Written problem
Each line that holds the word "icon" is to be identified and copied.

++++ Data extract

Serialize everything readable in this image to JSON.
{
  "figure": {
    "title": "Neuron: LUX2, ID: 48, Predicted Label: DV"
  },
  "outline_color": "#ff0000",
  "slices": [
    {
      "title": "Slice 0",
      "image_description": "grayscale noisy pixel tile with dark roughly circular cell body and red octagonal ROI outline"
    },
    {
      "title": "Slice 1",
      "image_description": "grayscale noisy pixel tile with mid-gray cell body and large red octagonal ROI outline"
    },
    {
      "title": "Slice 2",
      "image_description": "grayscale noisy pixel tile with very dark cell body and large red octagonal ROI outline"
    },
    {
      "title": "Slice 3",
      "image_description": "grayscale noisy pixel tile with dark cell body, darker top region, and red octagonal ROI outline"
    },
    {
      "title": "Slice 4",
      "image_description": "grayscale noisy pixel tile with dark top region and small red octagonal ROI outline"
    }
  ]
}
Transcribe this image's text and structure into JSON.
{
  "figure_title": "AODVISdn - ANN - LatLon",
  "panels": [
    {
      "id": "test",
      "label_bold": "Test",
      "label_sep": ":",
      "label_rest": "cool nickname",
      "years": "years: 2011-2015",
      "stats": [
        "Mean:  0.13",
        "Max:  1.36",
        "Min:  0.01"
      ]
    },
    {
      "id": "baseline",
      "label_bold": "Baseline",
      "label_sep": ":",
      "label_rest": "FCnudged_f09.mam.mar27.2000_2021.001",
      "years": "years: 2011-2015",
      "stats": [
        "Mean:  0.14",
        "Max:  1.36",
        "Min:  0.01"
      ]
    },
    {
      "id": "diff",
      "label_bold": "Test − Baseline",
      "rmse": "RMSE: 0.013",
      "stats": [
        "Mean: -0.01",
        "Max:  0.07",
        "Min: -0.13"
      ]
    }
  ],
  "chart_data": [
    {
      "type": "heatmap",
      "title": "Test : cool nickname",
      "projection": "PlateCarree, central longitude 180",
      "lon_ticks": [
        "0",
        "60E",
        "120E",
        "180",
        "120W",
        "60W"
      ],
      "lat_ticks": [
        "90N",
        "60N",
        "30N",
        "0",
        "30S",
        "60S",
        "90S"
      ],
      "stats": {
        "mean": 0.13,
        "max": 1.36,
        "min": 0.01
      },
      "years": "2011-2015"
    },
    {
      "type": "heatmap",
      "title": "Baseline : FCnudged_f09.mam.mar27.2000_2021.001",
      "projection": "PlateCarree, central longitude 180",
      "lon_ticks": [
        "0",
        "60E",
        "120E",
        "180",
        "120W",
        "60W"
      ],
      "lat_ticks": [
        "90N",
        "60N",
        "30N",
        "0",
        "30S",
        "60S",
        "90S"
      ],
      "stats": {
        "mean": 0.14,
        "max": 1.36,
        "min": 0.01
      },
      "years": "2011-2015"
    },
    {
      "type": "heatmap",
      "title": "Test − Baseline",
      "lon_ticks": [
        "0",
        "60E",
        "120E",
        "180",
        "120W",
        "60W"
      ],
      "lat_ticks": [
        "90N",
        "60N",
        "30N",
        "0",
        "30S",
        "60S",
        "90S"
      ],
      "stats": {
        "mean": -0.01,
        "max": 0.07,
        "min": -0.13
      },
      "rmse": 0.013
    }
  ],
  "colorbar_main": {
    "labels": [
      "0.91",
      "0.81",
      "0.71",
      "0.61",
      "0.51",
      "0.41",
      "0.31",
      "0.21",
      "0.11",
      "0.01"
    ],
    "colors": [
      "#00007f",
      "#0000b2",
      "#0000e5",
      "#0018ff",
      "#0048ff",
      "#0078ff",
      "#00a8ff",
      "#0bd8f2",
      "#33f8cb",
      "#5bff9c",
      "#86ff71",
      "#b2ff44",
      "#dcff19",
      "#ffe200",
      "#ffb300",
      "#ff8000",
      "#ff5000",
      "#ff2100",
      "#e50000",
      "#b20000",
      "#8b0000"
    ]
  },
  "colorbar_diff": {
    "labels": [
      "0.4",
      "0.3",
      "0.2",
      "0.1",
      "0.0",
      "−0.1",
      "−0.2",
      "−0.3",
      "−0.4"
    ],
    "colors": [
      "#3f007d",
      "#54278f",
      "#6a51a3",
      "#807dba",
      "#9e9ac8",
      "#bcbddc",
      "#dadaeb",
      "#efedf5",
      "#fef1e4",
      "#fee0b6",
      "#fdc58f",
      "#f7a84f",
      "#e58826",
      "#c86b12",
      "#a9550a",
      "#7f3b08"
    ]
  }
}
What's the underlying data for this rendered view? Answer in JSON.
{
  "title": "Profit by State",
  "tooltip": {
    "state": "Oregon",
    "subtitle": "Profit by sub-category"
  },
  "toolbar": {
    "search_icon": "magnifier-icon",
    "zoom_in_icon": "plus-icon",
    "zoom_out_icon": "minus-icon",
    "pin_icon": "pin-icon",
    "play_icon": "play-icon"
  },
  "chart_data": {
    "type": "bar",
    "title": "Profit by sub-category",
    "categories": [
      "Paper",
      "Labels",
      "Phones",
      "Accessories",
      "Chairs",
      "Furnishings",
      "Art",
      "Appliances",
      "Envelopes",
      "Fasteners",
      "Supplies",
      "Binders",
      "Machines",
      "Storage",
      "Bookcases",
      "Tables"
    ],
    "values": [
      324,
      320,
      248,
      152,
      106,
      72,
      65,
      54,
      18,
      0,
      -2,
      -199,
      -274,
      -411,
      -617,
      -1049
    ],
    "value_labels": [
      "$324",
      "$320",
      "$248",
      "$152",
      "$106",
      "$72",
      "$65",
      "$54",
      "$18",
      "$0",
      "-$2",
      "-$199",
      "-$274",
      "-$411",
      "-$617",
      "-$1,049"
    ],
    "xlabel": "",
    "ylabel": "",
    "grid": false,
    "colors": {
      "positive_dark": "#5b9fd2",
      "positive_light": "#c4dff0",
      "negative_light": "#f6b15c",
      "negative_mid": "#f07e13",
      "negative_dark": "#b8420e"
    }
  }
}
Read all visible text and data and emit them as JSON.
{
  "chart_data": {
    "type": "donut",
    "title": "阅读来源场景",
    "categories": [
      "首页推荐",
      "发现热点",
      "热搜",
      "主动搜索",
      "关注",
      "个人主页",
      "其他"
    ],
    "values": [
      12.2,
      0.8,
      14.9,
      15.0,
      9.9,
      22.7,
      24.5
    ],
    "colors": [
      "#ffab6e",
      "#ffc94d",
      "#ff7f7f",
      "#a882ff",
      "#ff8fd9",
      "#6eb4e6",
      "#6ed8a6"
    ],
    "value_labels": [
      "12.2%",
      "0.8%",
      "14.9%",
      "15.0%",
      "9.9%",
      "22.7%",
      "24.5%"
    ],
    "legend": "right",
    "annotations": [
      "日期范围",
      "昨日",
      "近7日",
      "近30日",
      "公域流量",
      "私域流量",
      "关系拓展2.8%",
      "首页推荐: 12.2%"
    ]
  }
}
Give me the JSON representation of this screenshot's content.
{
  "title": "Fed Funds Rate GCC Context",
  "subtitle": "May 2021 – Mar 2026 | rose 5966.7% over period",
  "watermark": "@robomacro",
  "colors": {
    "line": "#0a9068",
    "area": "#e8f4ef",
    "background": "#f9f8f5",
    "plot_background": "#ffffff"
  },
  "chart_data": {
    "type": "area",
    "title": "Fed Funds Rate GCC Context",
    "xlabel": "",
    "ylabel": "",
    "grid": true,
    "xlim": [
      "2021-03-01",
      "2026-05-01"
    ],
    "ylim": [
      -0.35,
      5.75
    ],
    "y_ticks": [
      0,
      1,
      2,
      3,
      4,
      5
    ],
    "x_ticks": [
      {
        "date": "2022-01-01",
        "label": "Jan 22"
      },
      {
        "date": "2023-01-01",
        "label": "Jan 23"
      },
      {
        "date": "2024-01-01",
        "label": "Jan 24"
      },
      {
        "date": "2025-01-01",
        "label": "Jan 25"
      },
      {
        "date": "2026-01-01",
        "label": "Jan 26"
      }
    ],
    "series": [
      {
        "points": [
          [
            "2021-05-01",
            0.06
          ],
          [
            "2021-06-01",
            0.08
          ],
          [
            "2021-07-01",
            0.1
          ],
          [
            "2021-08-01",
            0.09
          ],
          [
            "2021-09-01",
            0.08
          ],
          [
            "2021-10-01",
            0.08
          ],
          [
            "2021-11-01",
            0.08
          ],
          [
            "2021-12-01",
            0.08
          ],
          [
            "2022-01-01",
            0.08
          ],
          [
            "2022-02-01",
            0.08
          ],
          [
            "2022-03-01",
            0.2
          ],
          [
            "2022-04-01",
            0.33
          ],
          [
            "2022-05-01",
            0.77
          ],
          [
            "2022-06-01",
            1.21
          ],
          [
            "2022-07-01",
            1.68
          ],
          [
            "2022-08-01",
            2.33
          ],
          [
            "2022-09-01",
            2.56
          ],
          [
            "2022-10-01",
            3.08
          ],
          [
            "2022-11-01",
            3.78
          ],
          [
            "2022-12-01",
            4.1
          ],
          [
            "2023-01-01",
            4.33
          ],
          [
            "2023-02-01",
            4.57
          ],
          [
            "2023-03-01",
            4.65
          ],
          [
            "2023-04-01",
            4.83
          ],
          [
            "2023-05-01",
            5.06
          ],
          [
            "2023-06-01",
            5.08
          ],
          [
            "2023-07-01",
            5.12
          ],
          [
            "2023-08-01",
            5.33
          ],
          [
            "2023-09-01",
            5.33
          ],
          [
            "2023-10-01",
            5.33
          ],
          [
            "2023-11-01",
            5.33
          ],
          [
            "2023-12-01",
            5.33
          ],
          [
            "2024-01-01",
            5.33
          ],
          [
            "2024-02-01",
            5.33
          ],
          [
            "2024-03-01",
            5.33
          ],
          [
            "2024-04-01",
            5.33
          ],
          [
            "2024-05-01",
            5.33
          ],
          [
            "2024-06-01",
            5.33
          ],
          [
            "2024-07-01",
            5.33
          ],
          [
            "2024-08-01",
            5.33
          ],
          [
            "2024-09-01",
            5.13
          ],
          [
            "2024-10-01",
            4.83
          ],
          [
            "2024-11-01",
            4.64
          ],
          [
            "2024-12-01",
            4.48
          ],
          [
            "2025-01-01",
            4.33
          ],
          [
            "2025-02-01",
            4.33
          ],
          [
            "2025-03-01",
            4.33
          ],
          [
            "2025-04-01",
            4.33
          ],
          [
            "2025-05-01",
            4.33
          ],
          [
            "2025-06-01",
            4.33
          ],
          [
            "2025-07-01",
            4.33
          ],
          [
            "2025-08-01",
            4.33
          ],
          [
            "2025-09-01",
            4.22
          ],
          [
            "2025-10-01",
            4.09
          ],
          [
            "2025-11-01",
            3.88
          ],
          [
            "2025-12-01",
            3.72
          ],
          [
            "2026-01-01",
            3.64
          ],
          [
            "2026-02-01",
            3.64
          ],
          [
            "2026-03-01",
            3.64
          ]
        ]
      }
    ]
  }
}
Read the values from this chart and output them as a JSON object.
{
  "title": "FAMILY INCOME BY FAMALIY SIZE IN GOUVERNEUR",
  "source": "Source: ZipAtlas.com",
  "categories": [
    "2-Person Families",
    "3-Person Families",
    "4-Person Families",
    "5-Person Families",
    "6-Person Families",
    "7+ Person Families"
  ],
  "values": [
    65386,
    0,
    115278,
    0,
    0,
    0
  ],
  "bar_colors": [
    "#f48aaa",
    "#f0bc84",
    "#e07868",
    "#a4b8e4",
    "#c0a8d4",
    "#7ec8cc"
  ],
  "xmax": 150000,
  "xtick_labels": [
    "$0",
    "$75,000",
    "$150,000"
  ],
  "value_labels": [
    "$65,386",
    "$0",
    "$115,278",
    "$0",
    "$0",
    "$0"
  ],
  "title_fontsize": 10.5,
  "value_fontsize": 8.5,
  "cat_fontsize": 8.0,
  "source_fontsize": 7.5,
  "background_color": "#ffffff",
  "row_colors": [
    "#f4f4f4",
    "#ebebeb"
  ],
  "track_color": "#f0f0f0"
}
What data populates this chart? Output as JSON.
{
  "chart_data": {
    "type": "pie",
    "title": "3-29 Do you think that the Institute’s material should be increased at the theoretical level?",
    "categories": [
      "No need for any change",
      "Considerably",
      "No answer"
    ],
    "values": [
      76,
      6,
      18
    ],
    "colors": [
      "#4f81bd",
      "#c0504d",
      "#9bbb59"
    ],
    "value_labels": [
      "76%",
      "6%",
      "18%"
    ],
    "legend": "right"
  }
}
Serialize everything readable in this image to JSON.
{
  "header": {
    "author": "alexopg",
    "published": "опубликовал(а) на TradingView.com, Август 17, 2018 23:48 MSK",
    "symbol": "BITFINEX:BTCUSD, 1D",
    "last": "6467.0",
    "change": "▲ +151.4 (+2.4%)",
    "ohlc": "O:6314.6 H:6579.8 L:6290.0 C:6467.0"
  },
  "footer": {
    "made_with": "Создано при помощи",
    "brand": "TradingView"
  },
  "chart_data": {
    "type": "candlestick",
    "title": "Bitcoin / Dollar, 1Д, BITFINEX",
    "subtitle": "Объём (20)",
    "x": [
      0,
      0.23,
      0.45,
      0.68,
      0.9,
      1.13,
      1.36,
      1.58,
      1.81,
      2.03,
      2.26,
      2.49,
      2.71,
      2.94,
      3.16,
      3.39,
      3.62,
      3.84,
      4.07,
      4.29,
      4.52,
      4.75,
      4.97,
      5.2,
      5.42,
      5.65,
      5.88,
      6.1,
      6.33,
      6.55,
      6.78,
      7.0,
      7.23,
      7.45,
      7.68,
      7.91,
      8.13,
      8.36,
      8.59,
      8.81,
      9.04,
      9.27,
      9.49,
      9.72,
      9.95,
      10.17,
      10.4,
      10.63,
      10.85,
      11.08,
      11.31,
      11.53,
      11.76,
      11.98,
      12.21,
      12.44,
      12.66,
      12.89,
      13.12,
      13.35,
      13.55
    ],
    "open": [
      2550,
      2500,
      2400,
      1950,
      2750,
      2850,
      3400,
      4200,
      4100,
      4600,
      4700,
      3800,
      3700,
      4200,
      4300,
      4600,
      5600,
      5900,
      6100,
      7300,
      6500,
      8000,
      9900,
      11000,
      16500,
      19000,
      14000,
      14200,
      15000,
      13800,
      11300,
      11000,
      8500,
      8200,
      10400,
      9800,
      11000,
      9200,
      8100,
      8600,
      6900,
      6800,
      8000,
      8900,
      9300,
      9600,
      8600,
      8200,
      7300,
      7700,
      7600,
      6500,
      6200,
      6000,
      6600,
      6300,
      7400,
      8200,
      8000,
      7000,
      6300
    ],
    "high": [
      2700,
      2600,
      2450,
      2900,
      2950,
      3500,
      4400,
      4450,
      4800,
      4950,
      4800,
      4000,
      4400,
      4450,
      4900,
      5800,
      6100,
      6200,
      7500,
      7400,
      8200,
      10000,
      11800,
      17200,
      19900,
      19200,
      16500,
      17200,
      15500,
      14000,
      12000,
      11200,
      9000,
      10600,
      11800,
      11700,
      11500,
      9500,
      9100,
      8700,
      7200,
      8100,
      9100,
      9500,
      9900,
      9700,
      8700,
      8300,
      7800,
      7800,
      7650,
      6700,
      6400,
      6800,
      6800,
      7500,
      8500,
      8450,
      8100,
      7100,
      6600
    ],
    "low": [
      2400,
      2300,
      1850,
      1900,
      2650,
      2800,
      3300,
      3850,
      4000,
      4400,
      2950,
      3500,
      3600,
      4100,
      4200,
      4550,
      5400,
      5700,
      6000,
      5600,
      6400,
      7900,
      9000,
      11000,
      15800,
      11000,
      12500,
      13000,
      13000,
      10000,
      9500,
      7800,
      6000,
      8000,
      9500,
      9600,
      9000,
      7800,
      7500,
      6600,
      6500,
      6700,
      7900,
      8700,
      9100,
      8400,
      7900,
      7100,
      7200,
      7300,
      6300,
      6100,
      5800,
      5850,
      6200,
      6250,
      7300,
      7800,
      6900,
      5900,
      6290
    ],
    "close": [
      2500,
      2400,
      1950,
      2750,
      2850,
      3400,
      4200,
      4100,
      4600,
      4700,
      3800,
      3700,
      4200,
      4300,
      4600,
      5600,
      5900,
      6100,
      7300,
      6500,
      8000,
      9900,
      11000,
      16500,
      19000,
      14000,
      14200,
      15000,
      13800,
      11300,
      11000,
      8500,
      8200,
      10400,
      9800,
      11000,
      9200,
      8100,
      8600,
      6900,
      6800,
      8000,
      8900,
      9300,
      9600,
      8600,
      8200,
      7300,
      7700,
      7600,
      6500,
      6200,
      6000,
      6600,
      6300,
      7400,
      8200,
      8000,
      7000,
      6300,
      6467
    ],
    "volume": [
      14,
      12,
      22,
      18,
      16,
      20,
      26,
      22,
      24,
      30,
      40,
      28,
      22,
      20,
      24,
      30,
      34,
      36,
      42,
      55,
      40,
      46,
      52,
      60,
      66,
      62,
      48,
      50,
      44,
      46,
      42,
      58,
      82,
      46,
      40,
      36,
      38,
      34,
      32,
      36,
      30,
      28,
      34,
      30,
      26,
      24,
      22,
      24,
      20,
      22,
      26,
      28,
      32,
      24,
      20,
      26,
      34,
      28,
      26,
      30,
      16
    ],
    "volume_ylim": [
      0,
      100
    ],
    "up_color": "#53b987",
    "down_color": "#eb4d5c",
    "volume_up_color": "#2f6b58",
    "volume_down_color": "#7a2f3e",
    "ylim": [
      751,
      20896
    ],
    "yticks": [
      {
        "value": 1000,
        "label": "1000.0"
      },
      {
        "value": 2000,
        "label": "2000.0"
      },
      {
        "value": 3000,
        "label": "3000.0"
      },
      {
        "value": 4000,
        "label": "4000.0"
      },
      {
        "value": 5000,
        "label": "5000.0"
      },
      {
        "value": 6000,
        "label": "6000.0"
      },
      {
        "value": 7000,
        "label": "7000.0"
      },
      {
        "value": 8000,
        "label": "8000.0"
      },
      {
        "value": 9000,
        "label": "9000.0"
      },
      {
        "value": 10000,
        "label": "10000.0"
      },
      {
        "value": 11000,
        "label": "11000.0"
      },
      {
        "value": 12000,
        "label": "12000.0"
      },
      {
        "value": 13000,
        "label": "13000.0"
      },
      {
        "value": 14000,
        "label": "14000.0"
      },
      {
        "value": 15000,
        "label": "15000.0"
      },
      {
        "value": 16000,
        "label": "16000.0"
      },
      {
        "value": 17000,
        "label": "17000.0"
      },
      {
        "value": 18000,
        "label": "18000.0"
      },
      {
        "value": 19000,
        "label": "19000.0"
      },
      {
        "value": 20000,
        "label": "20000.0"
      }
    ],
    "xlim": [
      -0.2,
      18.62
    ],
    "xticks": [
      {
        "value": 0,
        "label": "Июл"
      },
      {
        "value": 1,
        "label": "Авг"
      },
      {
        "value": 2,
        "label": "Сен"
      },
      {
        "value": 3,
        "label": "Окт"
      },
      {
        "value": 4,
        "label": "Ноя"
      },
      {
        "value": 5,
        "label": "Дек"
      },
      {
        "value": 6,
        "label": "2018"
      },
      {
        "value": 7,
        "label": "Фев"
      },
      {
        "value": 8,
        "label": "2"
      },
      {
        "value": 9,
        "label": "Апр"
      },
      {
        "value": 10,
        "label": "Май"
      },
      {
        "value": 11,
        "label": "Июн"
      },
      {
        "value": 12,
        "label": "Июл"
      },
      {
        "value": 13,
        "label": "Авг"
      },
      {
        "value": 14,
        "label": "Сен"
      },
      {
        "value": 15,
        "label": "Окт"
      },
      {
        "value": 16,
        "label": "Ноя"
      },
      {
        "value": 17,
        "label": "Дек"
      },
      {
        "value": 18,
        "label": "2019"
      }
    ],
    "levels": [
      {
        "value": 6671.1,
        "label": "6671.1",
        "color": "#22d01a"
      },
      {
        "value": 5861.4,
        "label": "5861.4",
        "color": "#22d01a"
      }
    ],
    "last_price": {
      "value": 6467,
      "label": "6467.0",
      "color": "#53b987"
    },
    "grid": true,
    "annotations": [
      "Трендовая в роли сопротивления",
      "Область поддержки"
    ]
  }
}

++++++++

Answer to the task
    "search_icon": "magnifier-icon",
    "zoom_in_icon": "plus-icon",
    "zoom_out_icon": "minus-icon",
    "pin_icon": "pin-icon",
    "play_icon": "play-icon"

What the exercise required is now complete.